--- start Material for this task ---
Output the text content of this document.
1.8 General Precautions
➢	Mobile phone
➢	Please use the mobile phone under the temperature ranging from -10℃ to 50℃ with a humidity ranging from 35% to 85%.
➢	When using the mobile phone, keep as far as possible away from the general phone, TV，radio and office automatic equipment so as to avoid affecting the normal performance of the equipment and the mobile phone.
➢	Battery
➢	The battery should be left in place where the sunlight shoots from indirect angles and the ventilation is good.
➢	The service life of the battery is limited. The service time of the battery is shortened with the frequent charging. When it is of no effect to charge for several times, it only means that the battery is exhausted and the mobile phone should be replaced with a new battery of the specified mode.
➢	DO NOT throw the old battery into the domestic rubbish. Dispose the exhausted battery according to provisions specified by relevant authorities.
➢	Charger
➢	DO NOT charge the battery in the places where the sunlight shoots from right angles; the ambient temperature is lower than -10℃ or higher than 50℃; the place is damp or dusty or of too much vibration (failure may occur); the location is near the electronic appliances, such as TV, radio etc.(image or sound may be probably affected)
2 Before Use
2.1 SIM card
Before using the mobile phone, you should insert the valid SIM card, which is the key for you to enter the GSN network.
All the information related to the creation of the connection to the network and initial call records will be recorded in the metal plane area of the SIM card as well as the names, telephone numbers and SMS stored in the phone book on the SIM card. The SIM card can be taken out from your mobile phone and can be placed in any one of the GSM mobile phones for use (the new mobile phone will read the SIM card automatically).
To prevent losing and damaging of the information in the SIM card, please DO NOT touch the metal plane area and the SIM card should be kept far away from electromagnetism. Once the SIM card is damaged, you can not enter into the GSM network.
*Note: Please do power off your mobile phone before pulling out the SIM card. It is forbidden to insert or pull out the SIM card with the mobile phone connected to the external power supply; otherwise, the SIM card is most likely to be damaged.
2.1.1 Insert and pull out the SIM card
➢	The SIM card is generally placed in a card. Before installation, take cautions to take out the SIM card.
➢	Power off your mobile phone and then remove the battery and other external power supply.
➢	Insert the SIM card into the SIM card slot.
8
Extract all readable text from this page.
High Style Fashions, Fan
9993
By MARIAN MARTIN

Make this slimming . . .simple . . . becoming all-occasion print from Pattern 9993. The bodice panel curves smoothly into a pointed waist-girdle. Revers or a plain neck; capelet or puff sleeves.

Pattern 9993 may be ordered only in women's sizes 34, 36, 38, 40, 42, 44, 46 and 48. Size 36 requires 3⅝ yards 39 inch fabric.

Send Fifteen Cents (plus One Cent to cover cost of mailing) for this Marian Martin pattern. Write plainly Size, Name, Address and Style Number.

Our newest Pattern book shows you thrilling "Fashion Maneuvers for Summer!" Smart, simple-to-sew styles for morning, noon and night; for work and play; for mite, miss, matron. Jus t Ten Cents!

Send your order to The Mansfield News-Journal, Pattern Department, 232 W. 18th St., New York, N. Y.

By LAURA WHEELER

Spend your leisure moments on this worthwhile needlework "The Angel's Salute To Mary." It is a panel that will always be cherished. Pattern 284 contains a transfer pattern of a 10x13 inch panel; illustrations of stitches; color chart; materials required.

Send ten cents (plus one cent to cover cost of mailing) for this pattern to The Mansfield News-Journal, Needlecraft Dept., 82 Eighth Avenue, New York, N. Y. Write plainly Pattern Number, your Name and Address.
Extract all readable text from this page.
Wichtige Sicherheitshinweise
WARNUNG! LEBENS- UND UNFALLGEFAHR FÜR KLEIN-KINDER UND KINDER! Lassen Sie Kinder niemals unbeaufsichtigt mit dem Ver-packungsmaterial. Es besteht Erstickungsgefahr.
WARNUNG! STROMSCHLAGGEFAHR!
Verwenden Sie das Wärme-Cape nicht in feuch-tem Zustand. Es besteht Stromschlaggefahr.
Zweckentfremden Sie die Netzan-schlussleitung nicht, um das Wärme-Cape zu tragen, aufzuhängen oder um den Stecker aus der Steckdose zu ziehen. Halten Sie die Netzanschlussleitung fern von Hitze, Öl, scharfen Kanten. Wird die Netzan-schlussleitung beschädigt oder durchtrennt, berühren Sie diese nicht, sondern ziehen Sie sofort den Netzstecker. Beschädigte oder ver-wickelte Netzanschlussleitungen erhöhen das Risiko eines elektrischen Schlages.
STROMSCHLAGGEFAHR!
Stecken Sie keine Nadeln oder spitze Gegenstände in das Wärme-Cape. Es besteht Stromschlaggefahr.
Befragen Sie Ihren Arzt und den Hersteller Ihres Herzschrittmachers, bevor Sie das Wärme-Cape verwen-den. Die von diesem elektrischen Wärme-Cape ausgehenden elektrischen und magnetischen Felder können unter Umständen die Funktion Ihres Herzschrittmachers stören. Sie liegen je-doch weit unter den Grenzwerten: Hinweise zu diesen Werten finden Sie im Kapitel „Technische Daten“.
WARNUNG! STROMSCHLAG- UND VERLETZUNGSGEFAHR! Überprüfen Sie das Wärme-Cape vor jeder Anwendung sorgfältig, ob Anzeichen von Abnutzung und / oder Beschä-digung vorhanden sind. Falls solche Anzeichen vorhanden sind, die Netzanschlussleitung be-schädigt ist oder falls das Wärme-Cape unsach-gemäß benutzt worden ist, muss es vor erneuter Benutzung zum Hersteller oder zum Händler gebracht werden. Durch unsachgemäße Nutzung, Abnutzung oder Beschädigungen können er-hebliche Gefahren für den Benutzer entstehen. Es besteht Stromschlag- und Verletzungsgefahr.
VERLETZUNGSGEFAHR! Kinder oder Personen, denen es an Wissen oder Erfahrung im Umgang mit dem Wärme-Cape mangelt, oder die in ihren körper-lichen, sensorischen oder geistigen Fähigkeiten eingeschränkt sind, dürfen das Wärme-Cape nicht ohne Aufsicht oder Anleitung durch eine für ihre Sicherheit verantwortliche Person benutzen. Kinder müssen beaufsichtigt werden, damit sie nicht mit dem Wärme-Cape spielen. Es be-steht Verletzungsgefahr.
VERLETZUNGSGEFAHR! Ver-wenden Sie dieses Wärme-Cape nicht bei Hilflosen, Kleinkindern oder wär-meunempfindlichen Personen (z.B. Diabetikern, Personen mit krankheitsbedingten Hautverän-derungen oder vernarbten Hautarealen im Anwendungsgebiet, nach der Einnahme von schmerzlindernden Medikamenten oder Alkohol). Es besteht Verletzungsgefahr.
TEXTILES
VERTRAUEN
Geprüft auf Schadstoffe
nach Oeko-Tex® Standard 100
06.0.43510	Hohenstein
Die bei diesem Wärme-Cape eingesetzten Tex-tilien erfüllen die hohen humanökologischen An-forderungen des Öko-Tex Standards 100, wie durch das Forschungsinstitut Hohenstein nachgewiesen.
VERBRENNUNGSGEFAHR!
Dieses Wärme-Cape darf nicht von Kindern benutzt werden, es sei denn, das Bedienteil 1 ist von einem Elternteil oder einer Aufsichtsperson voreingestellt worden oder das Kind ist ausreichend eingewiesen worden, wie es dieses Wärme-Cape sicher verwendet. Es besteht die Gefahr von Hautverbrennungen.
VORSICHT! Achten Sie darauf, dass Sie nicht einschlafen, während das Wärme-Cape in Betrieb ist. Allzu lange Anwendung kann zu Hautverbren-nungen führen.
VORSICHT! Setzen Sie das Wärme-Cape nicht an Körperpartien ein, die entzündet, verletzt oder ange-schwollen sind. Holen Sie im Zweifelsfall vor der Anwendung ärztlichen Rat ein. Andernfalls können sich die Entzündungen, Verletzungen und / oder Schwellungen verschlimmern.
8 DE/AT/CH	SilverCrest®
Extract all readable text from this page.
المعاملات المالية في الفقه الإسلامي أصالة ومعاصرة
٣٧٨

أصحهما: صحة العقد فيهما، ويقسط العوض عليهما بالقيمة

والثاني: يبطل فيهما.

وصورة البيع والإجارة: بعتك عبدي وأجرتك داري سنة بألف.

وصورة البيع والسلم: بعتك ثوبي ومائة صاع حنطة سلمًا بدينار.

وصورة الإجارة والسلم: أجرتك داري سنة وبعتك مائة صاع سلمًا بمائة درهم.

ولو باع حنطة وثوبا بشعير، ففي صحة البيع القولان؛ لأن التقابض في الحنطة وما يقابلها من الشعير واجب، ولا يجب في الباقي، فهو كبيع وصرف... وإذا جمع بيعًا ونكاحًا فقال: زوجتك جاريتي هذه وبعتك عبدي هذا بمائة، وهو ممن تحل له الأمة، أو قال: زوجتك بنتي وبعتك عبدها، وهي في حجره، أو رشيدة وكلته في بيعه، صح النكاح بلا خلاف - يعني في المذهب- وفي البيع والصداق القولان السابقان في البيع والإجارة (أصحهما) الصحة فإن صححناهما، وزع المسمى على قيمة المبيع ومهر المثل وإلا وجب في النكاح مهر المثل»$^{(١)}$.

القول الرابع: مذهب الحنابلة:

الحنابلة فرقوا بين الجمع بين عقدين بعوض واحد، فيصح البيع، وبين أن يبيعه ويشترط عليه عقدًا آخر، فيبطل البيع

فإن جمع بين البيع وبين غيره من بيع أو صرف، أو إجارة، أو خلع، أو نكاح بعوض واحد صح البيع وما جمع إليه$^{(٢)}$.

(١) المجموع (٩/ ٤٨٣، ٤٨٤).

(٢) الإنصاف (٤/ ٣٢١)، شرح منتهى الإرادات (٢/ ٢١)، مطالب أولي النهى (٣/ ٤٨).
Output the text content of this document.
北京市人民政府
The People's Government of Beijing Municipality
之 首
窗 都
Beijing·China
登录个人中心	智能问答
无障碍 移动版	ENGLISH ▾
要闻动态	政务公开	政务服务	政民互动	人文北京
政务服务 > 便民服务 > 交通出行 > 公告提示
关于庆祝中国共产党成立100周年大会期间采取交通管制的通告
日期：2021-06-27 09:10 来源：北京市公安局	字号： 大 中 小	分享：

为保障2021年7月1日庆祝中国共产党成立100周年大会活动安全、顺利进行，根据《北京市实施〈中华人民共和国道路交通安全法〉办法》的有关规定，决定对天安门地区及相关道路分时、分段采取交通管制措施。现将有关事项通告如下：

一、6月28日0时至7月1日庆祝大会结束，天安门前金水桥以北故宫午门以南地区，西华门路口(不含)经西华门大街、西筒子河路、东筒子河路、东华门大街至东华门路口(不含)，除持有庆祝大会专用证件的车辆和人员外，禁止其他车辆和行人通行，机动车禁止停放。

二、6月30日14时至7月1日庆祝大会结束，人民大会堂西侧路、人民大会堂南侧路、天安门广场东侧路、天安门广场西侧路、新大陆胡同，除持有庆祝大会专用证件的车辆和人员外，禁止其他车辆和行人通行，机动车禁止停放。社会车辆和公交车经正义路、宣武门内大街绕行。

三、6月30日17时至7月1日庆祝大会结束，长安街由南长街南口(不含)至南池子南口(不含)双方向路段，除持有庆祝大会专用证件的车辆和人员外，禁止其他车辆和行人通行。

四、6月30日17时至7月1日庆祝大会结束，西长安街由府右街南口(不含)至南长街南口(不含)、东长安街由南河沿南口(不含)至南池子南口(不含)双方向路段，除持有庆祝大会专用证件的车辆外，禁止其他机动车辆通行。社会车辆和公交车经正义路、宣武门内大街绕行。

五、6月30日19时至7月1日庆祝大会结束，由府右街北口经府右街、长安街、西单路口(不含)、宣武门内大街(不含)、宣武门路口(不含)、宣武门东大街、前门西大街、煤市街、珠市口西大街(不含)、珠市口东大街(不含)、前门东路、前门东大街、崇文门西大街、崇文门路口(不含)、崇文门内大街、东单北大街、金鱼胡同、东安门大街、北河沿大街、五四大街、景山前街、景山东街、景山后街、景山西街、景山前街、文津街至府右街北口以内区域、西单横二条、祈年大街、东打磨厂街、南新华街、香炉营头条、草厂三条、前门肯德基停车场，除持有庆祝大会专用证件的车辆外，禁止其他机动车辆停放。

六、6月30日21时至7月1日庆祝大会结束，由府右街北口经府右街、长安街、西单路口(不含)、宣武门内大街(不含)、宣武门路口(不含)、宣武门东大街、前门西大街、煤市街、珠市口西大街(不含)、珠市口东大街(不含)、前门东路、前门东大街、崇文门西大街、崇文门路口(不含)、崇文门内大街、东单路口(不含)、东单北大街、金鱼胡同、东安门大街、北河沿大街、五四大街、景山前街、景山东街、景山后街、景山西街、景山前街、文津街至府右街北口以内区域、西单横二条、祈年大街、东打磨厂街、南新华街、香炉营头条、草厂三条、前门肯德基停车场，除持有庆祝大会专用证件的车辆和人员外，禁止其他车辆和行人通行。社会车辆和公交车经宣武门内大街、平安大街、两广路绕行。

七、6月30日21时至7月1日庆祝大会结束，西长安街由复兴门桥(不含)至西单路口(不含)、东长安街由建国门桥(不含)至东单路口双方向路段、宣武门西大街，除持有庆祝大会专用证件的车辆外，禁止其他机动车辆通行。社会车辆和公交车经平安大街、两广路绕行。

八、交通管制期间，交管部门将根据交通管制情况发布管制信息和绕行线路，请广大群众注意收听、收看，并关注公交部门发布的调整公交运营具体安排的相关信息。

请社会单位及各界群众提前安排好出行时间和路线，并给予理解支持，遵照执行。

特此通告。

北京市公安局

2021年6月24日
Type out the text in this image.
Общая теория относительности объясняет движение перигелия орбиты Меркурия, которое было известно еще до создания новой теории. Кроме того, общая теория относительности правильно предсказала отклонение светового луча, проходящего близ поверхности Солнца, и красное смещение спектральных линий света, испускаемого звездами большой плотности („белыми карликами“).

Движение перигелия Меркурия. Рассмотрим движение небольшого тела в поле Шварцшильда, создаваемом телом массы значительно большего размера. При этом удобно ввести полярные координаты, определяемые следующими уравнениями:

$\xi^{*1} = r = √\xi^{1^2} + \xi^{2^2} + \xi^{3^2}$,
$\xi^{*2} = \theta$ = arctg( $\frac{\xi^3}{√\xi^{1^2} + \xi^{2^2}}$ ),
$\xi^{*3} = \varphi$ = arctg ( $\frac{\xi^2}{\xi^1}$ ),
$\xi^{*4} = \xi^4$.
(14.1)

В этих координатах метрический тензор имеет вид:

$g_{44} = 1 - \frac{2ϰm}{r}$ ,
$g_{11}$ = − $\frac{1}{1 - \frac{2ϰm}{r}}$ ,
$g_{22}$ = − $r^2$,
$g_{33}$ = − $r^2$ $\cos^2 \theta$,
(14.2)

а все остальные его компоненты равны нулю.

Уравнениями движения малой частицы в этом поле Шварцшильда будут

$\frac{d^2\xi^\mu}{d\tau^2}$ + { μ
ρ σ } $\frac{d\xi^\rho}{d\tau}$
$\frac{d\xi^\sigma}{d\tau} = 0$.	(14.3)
--- end Material for this task ---
Exercise instructions:
From the material above, gather all lines that include the string "政务服务" and copy them.

Solution to the exercise:
要闻动态	政务公开	政务服务	政民互动	人文北京
政务服务 > 便民服务 > 交通出行 > 公告提示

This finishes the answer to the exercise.